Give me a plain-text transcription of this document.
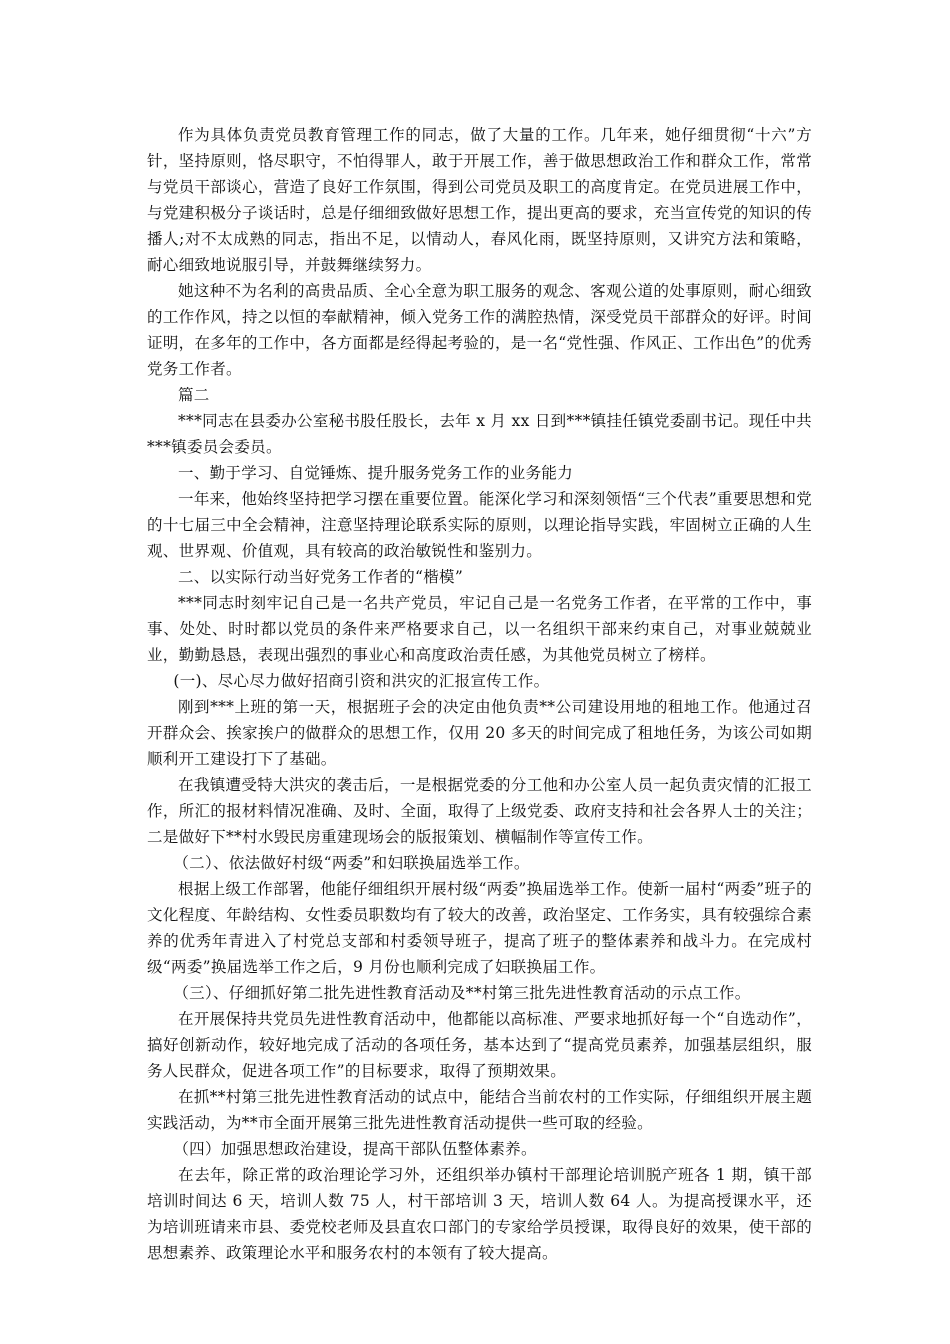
作为具体负责党员教育管理工作的同志，做了大量的工作。几年来，她仔细贯彻“十六”方针，坚持原则，恪尽职守，不怕得罪人，敢于开展工作，善于做思想政治工作和群众工作，常常与党员干部谈心，营造了良好工作氛围，得到公司党员及职工的高度肯定。在党员进展工作中，与党建积极分子谈话时，总是仔细细致做好思想工作，提出更高的要求，充当宣传党的知识的传播人;对不太成熟的同志，指出不足，以情动人，春风化雨，既坚持原则，又讲究方法和策略，耐心细致地说服引导，并鼓舞继续努力。

她这种不为名利的高贵品质、全心全意为职工服务的观念、客观公道的处事原则，耐心细致的工作作风，持之以恒的奉献精神，倾入党务工作的满腔热情，深受党员干部群众的好评。时间证明，在多年的工作中，各方面都是经得起考验的，是一名“党性强、作风正、工作出色”的优秀党务工作者。

篇二

***同志在县委办公室秘书股任股长，去年 x 月 xx 日到***镇挂任镇党委副书记。现任中共***镇委员会委员。

一、勤于学习、自觉锤炼、提升服务党务工作的业务能力

一年来，他始终坚持把学习摆在重要位置。能深化学习和深刻领悟“三个代表”重要思想和党的十七届三中全会精神，注意坚持理论联系实际的原则，以理论指导实践，牢固树立正确的人生观、世界观、价值观，具有较高的政治敏锐性和鉴别力。

二、以实际行动当好党务工作者的“楷模”

***同志时刻牢记自己是一名共产党员，牢记自己是一名党务工作者，在平常的工作中，事事、处处、时时都以党员的条件来严格要求自己，以一名组织干部来约束自己，对事业兢兢业业，勤勤恳恳，表现出强烈的事业心和高度政治责任感，为其他党员树立了榜样。

(一)、尽心尽力做好招商引资和洪灾的汇报宣传工作。

刚到***上班的第一天，根据班子会的决定由他负责**公司建设用地的租地工作。他通过召开群众会、挨家挨户的做群众的思想工作，仅用 20 多天的时间完成了租地任务，为该公司如期顺利开工建设打下了基础。

在我镇遭受特大洪灾的袭击后，一是根据党委的分工他和办公室人员一起负责灾情的汇报工作，所汇的报材料情况准确、及时、全面，取得了上级党委、政府支持和社会各界人士的关注；二是做好下**村水毁民房重建现场会的版报策划、横幅制作等宣传工作。

（二）、依法做好村级“两委”和妇联换届选举工作。

根据上级工作部署，他能仔细组织开展村级“两委”换届选举工作。使新一届村“两委”班子的文化程度、年龄结构、女性委员职数均有了较大的改善，政治坚定、工作务实，具有较强综合素养的优秀年青进入了村党总支部和村委领导班子，提高了班子的整体素养和战斗力。在完成村级“两委”换届选举工作之后，9 月份也顺利完成了妇联换届工作。

（三）、仔细抓好第二批先进性教育活动及**村第三批先进性教育活动的示点工作。

在开展保持共党员先进性教育活动中，他都能以高标准、严要求地抓好每一个“自选动作”，搞好创新动作，较好地完成了活动的各项任务，基本达到了“提高党员素养，加强基层组织，服务人民群众，促进各项工作”的目标要求，取得了预期效果。

在抓**村第三批先进性教育活动的试点中，能结合当前农村的工作实际，仔细组织开展主题实践活动，为**市全面开展第三批先进性教育活动提供一些可取的经验。

（四）加强思想政治建设，提高干部队伍整体素养。

在去年，除正常的政治理论学习外，还组织举办镇村干部理论培训脱产班各 1 期，镇干部培训时间达 6 天，培训人数 75 人，村干部培训 3 天，培训人数 64 人。为提高授课水平，还为培训班请来市县、委党校老师及县直农口部门的专家给学员授课，取得良好的效果，使干部的思想素养、政策理论水平和服务农村的本领有了较大提高。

*Written exercise*: Restate the data above word for word. Skip every picture.

*Answer to this problem*:
Give me a plain-text transcription of this document.
作为具体负责党员教育管理工作的同志，做了大量的工作。几年来，她仔细贯彻“十六”方针，坚持原则，恪尽职守，不怕得罪人，敢于开展工作，善于做思想政治工作和群众工作，常常与党员干部谈心，营造了良好工作氛围，得到公司党员及职工的高度肯定。在党员进展工作中，与党建积极分子谈话时，总是仔细细致做好思想工作，提出更高的要求，充当宣传党的知识的传播人;对不太成熟的同志，指出不足，以情动人，春风化雨，既坚持原则，又讲究方法和策略，耐心细致地说服引导，并鼓舞继续努力。

她这种不为名利的高贵品质、全心全意为职工服务的观念、客观公道的处事原则，耐心细致的工作作风，持之以恒的奉献精神，倾入党务工作的满腔热情，深受党员干部群众的好评。时间证明，在多年的工作中，各方面都是经得起考验的，是一名“党性强、作风正、工作出色”的优秀党务工作者。

篇二

***同志在县委办公室秘书股任股长，去年 x 月 xx 日到***镇挂任镇党委副书记。现任中共***镇委员会委员。

一、勤于学习、自觉锤炼、提升服务党务工作的业务能力

一年来，他始终坚持把学习摆在重要位置。能深化学习和深刻领悟“三个代表”重要思想和党的十七届三中全会精神，注意坚持理论联系实际的原则，以理论指导实践，牢固树立正确的人生观、世界观、价值观，具有较高的政治敏锐性和鉴别力。

二、以实际行动当好党务工作者的“楷模”

***同志时刻牢记自己是一名共产党员，牢记自己是一名党务工作者，在平常的工作中，事事、处处、时时都以党员的条件来严格要求自己，以一名组织干部来约束自己，对事业兢兢业业，勤勤恳恳，表现出强烈的事业心和高度政治责任感，为其他党员树立了榜样。

(一)、尽心尽力做好招商引资和洪灾的汇报宣传工作。

刚到***上班的第一天，根据班子会的决定由他负责**公司建设用地的租地工作。他通过召开群众会、挨家挨户的做群众的思想工作，仅用 20 多天的时间完成了租地任务，为该公司如期顺利开工建设打下了基础。

在我镇遭受特大洪灾的袭击后，一是根据党委的分工他和办公室人员一起负责灾情的汇报工作，所汇的报材料情况准确、及时、全面，取得了上级党委、政府支持和社会各界人士的关注；二是做好下**村水毁民房重建现场会的版报策划、横幅制作等宣传工作。

（二）、依法做好村级“两委”和妇联换届选举工作。

根据上级工作部署，他能仔细组织开展村级“两委”换届选举工作。使新一届村“两委”班子的文化程度、年龄结构、女性委员职数均有了较大的改善，政治坚定、工作务实，具有较强综合素养的优秀年青进入了村党总支部和村委领导班子，提高了班子的整体素养和战斗力。在完成村级“两委”换届选举工作之后，9 月份也顺利完成了妇联换届工作。

（三）、仔细抓好第二批先进性教育活动及**村第三批先进性教育活动的示点工作。

在开展保持共党员先进性教育活动中，他都能以高标准、严要求地抓好每一个“自选动作”，搞好创新动作，较好地完成了活动的各项任务，基本达到了“提高党员素养，加强基层组织，服务人民群众，促进各项工作”的目标要求，取得了预期效果。

在抓**村第三批先进性教育活动的试点中，能结合当前农村的工作实际，仔细组织开展主题实践活动，为**市全面开展第三批先进性教育活动提供一些可取的经验。

（四）加强思想政治建设，提高干部队伍整体素养。

在去年，除正常的政治理论学习外，还组织举办镇村干部理论培训脱产班各 1 期，镇干部培训时间达 6 天，培训人数 75 人，村干部培训 3 天，培训人数 64 人。为提高授课水平，还为培训班请来市县、委党校老师及县直农口部门的专家给学员授课，取得良好的效果，使干部的思想素养、政策理论水平和服务农村的本领有了较大提高。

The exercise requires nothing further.